## [Information supplied]
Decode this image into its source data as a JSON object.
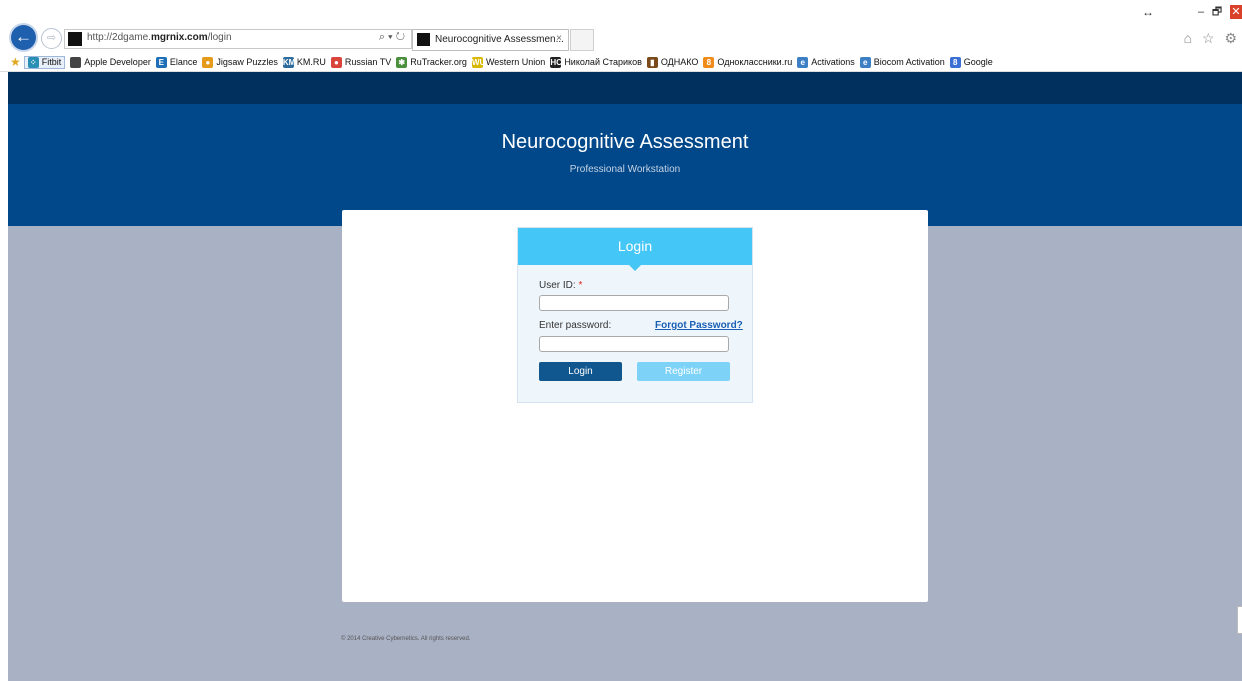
{
  "window": {
    "resize_glyph": "↔",
    "minimize": "–",
    "restore": "🗗",
    "close": "✕"
  },
  "nav": {
    "back_glyph": "←",
    "forward_glyph": "⇨",
    "url_prefix": "http://2dgame.",
    "url_domain": "mgrnix.com",
    "url_path": "/login",
    "url_tools": "⌕ ▾ ↻",
    "tab_title": "Neurocognitive Assessmen...",
    "tab_close": "×",
    "right_icons": "⌂ ☆ ⚙"
  },
  "favorites": {
    "star": "★",
    "items": [
      {
        "label": "Fitbit",
        "icon": "fitbit-icon",
        "glyph": "⁘",
        "color": "#2a8fb5"
      },
      {
        "label": "Apple Developer",
        "icon": "apple-icon",
        "glyph": "",
        "color": "#444444"
      },
      {
        "label": "Elance",
        "icon": "elance-icon",
        "glyph": "E",
        "color": "#1e6fb8"
      },
      {
        "label": "Jigsaw Puzzles",
        "icon": "jigsaw-icon",
        "glyph": "●",
        "color": "#e59a1c"
      },
      {
        "label": "KM.RU",
        "icon": "kmru-icon",
        "glyph": "KM",
        "color": "#2d6c9c"
      },
      {
        "label": "Russian TV",
        "icon": "russian-tv-icon",
        "glyph": "●",
        "color": "#d9453a"
      },
      {
        "label": "RuTracker.org",
        "icon": "rutracker-icon",
        "glyph": "✱",
        "color": "#4a8f3c"
      },
      {
        "label": "Western Union",
        "icon": "western-union-icon",
        "glyph": "WU",
        "color": "#d8b800"
      },
      {
        "label": "Николай Стариков",
        "icon": "starikov-icon",
        "glyph": "НС",
        "color": "#222222"
      },
      {
        "label": "ОДНАКО",
        "icon": "odnako-icon",
        "glyph": "▮",
        "color": "#7a4a1a"
      },
      {
        "label": "Одноклассники.ru",
        "icon": "odnoklassniki-icon",
        "glyph": "8",
        "color": "#f08c1a"
      },
      {
        "label": "Activations",
        "icon": "ie-page-icon",
        "glyph": "e",
        "color": "#3d7fc4"
      },
      {
        "label": "Biocom Activation",
        "icon": "ie-page-icon",
        "glyph": "e",
        "color": "#3d7fc4"
      },
      {
        "label": "Google",
        "icon": "google-icon",
        "glyph": "8",
        "color": "#3b6fd4"
      }
    ]
  },
  "app": {
    "title": "Neurocognitive Assessment",
    "subtitle": "Professional Workstation"
  },
  "login": {
    "header": "Login",
    "user_id_label": "User ID:",
    "required_mark": "*",
    "password_label": "Enter password:",
    "forgot_link": "Forgot Password?",
    "user_id_value": "",
    "password_value": "",
    "login_button": "Login",
    "register_button": "Register"
  },
  "footer": {
    "text": "© 2014 Creative Cybernetics. All rights reserved."
  },
  "colors": {
    "nav_bar": "#02305e",
    "banner": "#01488a",
    "page_bg": "#a9b1c4",
    "login_header": "#44c6f6",
    "login_button": "#10578f",
    "register_button": "#7dd3f7"
  }
}
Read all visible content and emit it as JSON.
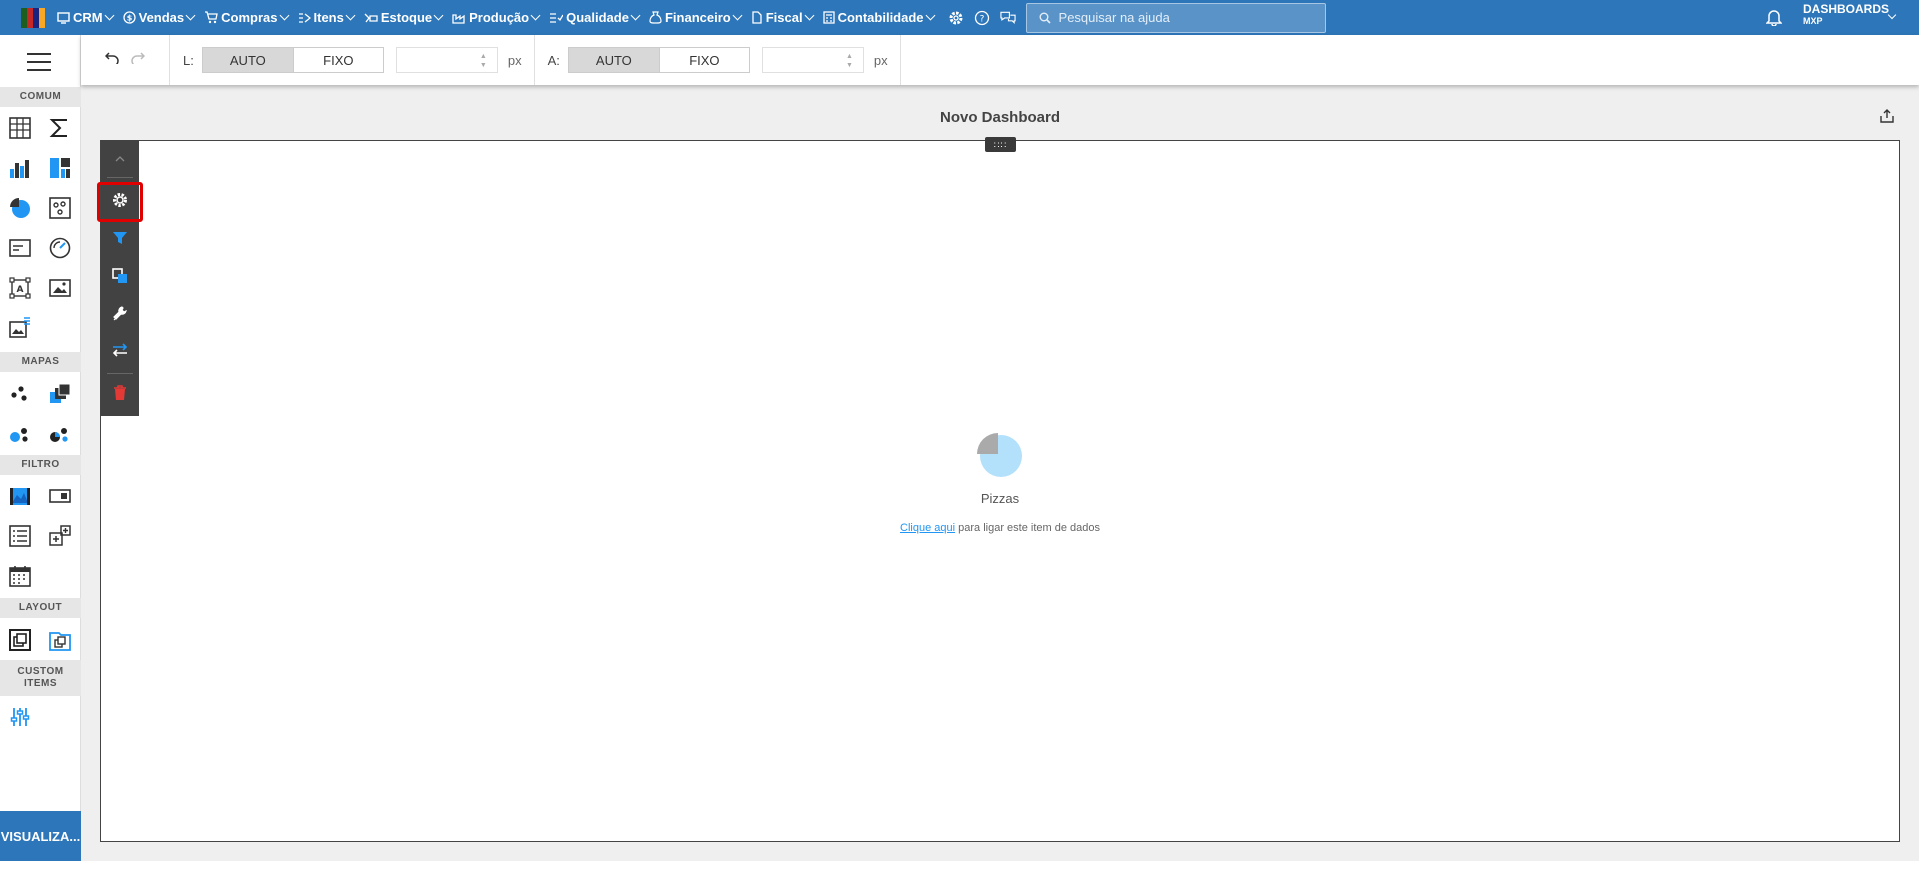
{
  "nav": {
    "items": [
      {
        "label": "CRM",
        "icon": "crm-icon"
      },
      {
        "label": "Vendas",
        "icon": "dollar-icon"
      },
      {
        "label": "Compras",
        "icon": "cart-icon"
      },
      {
        "label": "Itens",
        "icon": "items-icon"
      },
      {
        "label": "Estoque",
        "icon": "truck-icon"
      },
      {
        "label": "Produção",
        "icon": "factory-icon"
      },
      {
        "label": "Qualidade",
        "icon": "quality-icon"
      },
      {
        "label": "Financeiro",
        "icon": "money-bag-icon"
      },
      {
        "label": "Fiscal",
        "icon": "document-icon"
      },
      {
        "label": "Contabilidade",
        "icon": "calculator-icon"
      }
    ],
    "search_placeholder": "Pesquisar na ajuda",
    "user_title": "DASHBOARDS",
    "user_sub": "MXP"
  },
  "sidebar": {
    "sections": {
      "comum": "COMUM",
      "mapas": "MAPAS",
      "filtro": "FILTRO",
      "layout": "LAYOUT",
      "custom": "CUSTOM ITEMS"
    },
    "visualiza_label": "VISUALIZA..."
  },
  "toolbar": {
    "width_label": "L:",
    "height_label": "A:",
    "auto": "AUTO",
    "fixo": "FIXO",
    "unit": "px"
  },
  "dashboard": {
    "title": "Novo Dashboard",
    "item_name": "Pizzas",
    "link_text": "Clique aqui",
    "hint_rest": " para ligar este item de dados"
  },
  "colors": {
    "brand": "#2d76b9",
    "accent": "#2196f3",
    "highlight": "#e00000",
    "delete": "#e53935"
  }
}
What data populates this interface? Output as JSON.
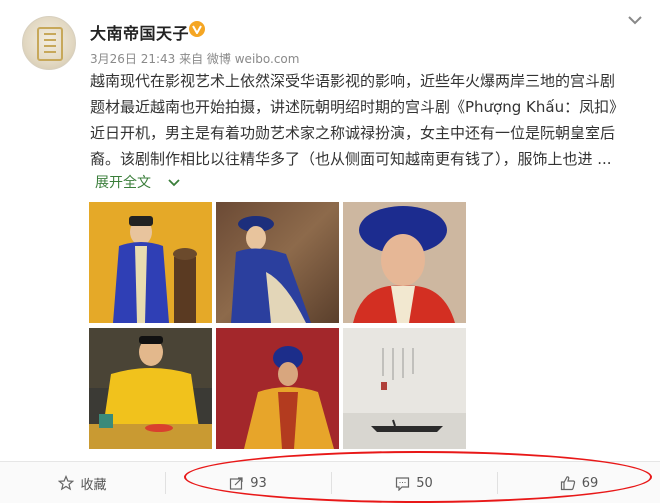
{
  "post": {
    "username": "大南帝国天子",
    "meta": "3月26日 21:43 来自 微博 weibo.com",
    "content_lines": [
      "越南现代在影视艺术上依然深受华语影视的影响，近些年火爆两岸三地的宫斗剧",
      "题材最近越南也开始拍摄，讲述阮朝明绍时期的宫斗剧《Phượng Khấu：凤扣》",
      "近日开机，男主是有着功勋艺术家之称诚禄扮演，女主中还有一位是阮朝皇室后",
      "裔。该剧制作相比以往精华多了（也从侧面可知越南更有钱了），服饰上也进 ..."
    ],
    "expand_label": "展开全文"
  },
  "photos": [
    {
      "name": "photo-emperor-blue-robe"
    },
    {
      "name": "photo-woman-seated-blue-robe"
    },
    {
      "name": "photo-woman-blue-headdress"
    },
    {
      "name": "photo-emperor-yellow-robe-desk"
    },
    {
      "name": "photo-woman-yellow-robe-red-bg"
    },
    {
      "name": "photo-boat-on-water"
    }
  ],
  "actions": {
    "favorite_label": "收藏",
    "repost_count": "93",
    "comment_count": "50",
    "like_count": "69"
  },
  "colors": {
    "expand_green": "#3a7e3a",
    "verified_orange": "#f5a623",
    "annotation_red": "#e81818"
  }
}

## [Work to be completed]
Repeat the listing in full and exactly. Do not include any images.

## [Task output]
Decode this image into its source data as a JSON object.
{
  "window": {
    "resize_glyph": "↔",
    "minimize": "–",
    "restore": "🗗",
    "close": "✕"
  },
  "nav": {
    "back_glyph": "←",
    "forward_glyph": "⇨",
    "url_prefix": "http://2dgame.",
    "url_domain": "mgrnix.com",
    "url_path": "/login",
    "url_tools": "⌕ ▾ ↻",
    "tab_title": "Neurocognitive Assessmen...",
    "tab_close": "×",
    "right_icons": "⌂ ☆ ⚙"
  },
  "favorites": {
    "star": "★",
    "items": [
      {
        "label": "Fitbit",
        "icon": "fitbit-icon",
        "glyph": "⁘",
        "color": "#2a8fb5"
      },
      {
        "label": "Apple Developer",
        "icon": "apple-icon",
        "glyph": "",
        "color": "#444444"
      },
      {
        "label": "Elance",
        "icon": "elance-icon",
        "glyph": "E",
        "color": "#1e6fb8"
      },
      {
        "label": "Jigsaw Puzzles",
        "icon": "jigsaw-icon",
        "glyph": "●",
        "color": "#e59a1c"
      },
      {
        "label": "KM.RU",
        "icon": "kmru-icon",
        "glyph": "KM",
        "color": "#2d6c9c"
      },
      {
        "label": "Russian TV",
        "icon": "russian-tv-icon",
        "glyph": "●",
        "color": "#d9453a"
      },
      {
        "label": "RuTracker.org",
        "icon": "rutracker-icon",
        "glyph": "✱",
        "color": "#4a8f3c"
      },
      {
        "label": "Western Union",
        "icon": "western-union-icon",
        "glyph": "WU",
        "color": "#d8b800"
      },
      {
        "label": "Николай Стариков",
        "icon": "starikov-icon",
        "glyph": "НС",
        "color": "#222222"
      },
      {
        "label": "ОДНАКО",
        "icon": "odnako-icon",
        "glyph": "▮",
        "color": "#7a4a1a"
      },
      {
        "label": "Одноклассники.ru",
        "icon": "odnoklassniki-icon",
        "glyph": "8",
        "color": "#f08c1a"
      },
      {
        "label": "Activations",
        "icon": "ie-page-icon",
        "glyph": "e",
        "color": "#3d7fc4"
      },
      {
        "label": "Biocom Activation",
        "icon": "ie-page-icon",
        "glyph": "e",
        "color": "#3d7fc4"
      },
      {
        "label": "Google",
        "icon": "google-icon",
        "glyph": "8",
        "color": "#3b6fd4"
      }
    ]
  },
  "app": {
    "title": "Neurocognitive Assessment",
    "subtitle": "Professional Workstation"
  },
  "login": {
    "header": "Login",
    "user_id_label": "User ID:",
    "required_mark": "*",
    "password_label": "Enter password:",
    "forgot_link": "Forgot Password?",
    "user_id_value": "",
    "password_value": "",
    "login_button": "Login",
    "register_button": "Register"
  },
  "footer": {
    "text": "© 2014 Creative Cybernetics. All rights reserved."
  },
  "colors": {
    "nav_bar": "#02305e",
    "banner": "#01488a",
    "page_bg": "#a9b1c4",
    "login_header": "#44c6f6",
    "login_button": "#10578f",
    "register_button": "#7dd3f7"
  }
}
Read all visible content and emit it as JSON.
{
  "nav": {
    "items": [
      {
        "label": "CRM",
        "icon": "crm-icon"
      },
      {
        "label": "Vendas",
        "icon": "dollar-icon"
      },
      {
        "label": "Compras",
        "icon": "cart-icon"
      },
      {
        "label": "Itens",
        "icon": "items-icon"
      },
      {
        "label": "Estoque",
        "icon": "truck-icon"
      },
      {
        "label": "Produção",
        "icon": "factory-icon"
      },
      {
        "label": "Qualidade",
        "icon": "quality-icon"
      },
      {
        "label": "Financeiro",
        "icon": "money-bag-icon"
      },
      {
        "label": "Fiscal",
        "icon": "document-icon"
      },
      {
        "label": "Contabilidade",
        "icon": "calculator-icon"
      }
    ],
    "search_placeholder": "Pesquisar na ajuda",
    "user_title": "DASHBOARDS",
    "user_sub": "MXP"
  },
  "sidebar": {
    "sections": {
      "comum": "COMUM",
      "mapas": "MAPAS",
      "filtro": "FILTRO",
      "layout": "LAYOUT",
      "custom": "CUSTOM ITEMS"
    },
    "visualiza_label": "VISUALIZA..."
  },
  "toolbar": {
    "width_label": "L:",
    "height_label": "A:",
    "auto": "AUTO",
    "fixo": "FIXO",
    "unit": "px"
  },
  "dashboard": {
    "title": "Novo Dashboard",
    "item_name": "Pizzas",
    "link_text": "Clique aqui",
    "hint_rest": " para ligar este item de dados"
  },
  "colors": {
    "brand": "#2d76b9",
    "accent": "#2196f3",
    "highlight": "#e00000",
    "delete": "#e53935"
  }
}
What data populates this interface? Output as JSON.
{
  "post": {
    "username": "大南帝国天子",
    "meta": "3月26日 21:43 来自 微博 weibo.com",
    "content_lines": [
      "越南现代在影视艺术上依然深受华语影视的影响，近些年火爆两岸三地的宫斗剧",
      "题材最近越南也开始拍摄，讲述阮朝明绍时期的宫斗剧《Phượng Khấu：凤扣》",
      "近日开机，男主是有着功勋艺术家之称诚禄扮演，女主中还有一位是阮朝皇室后",
      "裔。该剧制作相比以往精华多了（也从侧面可知越南更有钱了），服饰上也进 ..."
    ],
    "expand_label": "展开全文"
  },
  "photos": [
    {
      "name": "photo-emperor-blue-robe"
    },
    {
      "name": "photo-woman-seated-blue-robe"
    },
    {
      "name": "photo-woman-blue-headdress"
    },
    {
      "name": "photo-emperor-yellow-robe-desk"
    },
    {
      "name": "photo-woman-yellow-robe-red-bg"
    },
    {
      "name": "photo-boat-on-water"
    }
  ],
  "actions": {
    "favorite_label": "收藏",
    "repost_count": "93",
    "comment_count": "50",
    "like_count": "69"
  },
  "colors": {
    "expand_green": "#3a7e3a",
    "verified_orange": "#f5a623",
    "annotation_red": "#e81818"
  }
}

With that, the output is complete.